§ WHAT IS ASKED
Determine how many lines of the records include "BULB", and answer with the number alone.

★ ★ ★ ★ ★ ★ ★

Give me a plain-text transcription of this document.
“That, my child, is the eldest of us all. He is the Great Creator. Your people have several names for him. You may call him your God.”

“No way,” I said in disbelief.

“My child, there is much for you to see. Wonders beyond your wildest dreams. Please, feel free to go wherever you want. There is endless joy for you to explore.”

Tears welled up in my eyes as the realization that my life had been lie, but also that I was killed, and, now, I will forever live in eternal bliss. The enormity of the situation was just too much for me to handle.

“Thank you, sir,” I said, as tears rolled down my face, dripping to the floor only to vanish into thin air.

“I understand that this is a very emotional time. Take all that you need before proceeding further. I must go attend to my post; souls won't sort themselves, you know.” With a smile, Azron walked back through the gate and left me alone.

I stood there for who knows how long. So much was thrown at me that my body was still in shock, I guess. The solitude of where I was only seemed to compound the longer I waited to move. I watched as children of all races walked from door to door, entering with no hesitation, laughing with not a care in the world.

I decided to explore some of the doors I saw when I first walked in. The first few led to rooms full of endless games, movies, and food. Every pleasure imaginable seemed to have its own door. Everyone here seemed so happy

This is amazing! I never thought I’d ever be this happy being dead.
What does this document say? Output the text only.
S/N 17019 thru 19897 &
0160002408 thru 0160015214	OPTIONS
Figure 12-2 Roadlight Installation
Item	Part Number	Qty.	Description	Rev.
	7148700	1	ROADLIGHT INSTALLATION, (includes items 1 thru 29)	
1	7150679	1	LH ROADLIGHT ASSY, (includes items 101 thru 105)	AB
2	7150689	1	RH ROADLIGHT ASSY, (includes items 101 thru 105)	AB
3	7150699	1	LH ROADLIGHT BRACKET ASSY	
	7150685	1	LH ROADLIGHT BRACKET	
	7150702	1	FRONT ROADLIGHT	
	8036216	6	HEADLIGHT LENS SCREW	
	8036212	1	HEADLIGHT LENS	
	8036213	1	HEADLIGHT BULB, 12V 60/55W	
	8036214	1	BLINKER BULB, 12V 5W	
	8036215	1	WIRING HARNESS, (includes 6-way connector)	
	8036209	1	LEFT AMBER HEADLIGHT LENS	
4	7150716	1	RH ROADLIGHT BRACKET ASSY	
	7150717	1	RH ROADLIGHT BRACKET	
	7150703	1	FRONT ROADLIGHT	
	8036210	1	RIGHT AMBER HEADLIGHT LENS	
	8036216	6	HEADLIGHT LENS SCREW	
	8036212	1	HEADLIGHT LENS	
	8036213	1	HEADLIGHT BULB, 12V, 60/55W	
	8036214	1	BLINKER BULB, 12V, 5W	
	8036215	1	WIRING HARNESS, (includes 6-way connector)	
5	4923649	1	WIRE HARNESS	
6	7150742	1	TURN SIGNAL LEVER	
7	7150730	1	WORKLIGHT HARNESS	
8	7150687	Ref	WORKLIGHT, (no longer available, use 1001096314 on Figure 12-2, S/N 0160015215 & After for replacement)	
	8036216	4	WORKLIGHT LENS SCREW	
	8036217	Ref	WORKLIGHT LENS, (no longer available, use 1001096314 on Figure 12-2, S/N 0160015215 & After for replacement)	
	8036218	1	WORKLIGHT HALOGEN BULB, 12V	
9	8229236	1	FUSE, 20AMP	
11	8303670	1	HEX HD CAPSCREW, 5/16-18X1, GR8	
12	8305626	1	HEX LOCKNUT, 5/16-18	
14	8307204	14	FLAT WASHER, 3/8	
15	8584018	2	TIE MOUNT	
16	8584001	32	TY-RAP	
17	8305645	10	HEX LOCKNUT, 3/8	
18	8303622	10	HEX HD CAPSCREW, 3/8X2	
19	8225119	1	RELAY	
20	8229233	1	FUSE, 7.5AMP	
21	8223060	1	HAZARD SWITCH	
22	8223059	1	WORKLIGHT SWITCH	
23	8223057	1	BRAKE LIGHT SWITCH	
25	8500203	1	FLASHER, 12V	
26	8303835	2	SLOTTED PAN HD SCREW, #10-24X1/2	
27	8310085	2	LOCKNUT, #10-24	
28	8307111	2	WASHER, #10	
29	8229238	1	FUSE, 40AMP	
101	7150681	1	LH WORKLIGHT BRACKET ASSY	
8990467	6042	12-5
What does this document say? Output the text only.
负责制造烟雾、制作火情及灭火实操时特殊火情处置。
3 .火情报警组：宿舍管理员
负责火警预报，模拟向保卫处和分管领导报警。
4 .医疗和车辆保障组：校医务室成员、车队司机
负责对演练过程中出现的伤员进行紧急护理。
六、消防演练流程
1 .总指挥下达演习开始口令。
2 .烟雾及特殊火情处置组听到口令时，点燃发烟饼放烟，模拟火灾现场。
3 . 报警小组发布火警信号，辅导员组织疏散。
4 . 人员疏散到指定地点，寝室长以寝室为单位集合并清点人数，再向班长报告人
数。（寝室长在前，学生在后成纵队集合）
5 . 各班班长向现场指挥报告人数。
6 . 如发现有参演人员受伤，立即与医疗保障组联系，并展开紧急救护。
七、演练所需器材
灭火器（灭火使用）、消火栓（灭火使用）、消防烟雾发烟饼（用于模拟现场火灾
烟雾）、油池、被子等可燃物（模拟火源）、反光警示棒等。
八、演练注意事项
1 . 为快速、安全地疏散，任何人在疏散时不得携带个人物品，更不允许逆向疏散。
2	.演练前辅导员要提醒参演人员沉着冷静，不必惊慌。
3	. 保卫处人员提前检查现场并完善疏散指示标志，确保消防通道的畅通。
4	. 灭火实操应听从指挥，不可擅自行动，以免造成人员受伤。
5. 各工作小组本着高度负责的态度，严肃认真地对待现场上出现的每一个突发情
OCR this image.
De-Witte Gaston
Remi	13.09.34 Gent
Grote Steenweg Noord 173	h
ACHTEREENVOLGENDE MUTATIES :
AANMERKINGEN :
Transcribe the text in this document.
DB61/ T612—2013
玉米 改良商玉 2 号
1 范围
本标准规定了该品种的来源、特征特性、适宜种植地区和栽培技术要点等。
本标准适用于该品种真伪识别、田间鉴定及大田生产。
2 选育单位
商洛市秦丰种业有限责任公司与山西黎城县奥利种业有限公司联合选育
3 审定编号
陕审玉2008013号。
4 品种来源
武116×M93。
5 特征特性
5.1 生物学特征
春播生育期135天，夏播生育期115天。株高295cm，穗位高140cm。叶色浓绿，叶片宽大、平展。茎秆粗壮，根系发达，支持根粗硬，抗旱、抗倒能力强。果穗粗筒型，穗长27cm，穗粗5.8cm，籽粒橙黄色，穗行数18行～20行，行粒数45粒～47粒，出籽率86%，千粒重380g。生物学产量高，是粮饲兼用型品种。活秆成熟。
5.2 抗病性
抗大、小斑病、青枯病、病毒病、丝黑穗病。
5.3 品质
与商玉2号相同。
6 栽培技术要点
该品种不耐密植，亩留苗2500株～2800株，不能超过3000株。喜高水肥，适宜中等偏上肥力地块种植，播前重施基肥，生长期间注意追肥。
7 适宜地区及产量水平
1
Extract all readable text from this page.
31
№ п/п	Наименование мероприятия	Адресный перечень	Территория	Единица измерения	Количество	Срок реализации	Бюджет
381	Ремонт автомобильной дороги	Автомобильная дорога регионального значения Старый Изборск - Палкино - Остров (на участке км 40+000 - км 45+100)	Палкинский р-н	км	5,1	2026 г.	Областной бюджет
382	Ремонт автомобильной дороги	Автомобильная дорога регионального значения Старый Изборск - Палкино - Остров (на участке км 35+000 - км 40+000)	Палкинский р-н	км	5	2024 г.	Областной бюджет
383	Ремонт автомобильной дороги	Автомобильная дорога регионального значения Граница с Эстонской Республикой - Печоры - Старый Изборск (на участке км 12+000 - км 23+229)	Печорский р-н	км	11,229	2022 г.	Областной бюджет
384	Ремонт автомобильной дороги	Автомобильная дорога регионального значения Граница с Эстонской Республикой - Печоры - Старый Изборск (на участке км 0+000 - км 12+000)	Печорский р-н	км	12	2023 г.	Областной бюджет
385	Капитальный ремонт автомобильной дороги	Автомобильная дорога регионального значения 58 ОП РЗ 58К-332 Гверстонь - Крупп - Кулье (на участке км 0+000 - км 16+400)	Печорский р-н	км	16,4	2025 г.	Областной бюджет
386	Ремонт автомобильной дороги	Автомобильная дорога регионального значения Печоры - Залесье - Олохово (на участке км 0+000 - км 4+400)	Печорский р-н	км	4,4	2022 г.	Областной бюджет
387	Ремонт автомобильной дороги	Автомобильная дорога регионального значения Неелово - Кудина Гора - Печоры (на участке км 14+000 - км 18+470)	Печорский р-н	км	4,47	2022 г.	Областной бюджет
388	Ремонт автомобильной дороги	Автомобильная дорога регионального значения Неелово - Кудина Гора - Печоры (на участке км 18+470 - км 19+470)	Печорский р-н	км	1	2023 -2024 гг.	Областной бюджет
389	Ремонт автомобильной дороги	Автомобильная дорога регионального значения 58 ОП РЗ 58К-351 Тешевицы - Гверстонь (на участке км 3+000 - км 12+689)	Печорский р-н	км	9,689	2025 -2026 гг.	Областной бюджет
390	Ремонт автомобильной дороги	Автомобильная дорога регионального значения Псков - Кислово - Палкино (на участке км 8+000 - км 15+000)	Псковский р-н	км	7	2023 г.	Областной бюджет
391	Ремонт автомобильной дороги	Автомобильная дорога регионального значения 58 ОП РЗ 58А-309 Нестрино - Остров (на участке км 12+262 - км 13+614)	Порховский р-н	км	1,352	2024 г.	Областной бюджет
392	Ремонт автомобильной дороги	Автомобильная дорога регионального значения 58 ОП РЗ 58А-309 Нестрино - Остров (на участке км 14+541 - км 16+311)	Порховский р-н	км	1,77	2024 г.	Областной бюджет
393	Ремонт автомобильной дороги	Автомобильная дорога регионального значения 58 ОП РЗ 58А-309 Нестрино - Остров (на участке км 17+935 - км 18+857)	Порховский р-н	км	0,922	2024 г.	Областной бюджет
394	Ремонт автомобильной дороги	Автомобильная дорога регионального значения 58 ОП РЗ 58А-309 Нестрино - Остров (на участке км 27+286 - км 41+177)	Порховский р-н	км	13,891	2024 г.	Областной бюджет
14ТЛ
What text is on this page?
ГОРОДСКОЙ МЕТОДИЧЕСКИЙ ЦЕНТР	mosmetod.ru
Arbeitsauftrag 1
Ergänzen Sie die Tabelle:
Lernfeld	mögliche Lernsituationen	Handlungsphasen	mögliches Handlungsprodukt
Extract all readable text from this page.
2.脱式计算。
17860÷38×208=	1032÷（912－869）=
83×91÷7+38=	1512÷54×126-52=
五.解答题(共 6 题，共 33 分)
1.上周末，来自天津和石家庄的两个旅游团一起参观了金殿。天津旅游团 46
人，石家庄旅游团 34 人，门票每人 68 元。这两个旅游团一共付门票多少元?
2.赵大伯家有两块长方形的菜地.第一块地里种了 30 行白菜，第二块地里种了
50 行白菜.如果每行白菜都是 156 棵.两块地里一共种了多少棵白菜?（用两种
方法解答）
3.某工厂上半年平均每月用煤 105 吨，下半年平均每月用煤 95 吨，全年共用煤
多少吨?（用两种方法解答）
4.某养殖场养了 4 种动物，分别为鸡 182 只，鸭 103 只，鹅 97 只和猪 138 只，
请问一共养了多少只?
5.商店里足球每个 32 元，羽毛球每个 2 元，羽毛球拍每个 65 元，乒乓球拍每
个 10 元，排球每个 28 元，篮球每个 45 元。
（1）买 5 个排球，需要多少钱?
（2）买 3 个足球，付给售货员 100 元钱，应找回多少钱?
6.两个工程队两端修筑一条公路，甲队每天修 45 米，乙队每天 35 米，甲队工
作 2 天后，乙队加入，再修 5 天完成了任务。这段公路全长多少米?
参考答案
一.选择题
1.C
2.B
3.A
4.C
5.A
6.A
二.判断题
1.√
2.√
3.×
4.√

★ ★ ★ ★ ★ ★ ★

§ EXPECTED ANSWER
5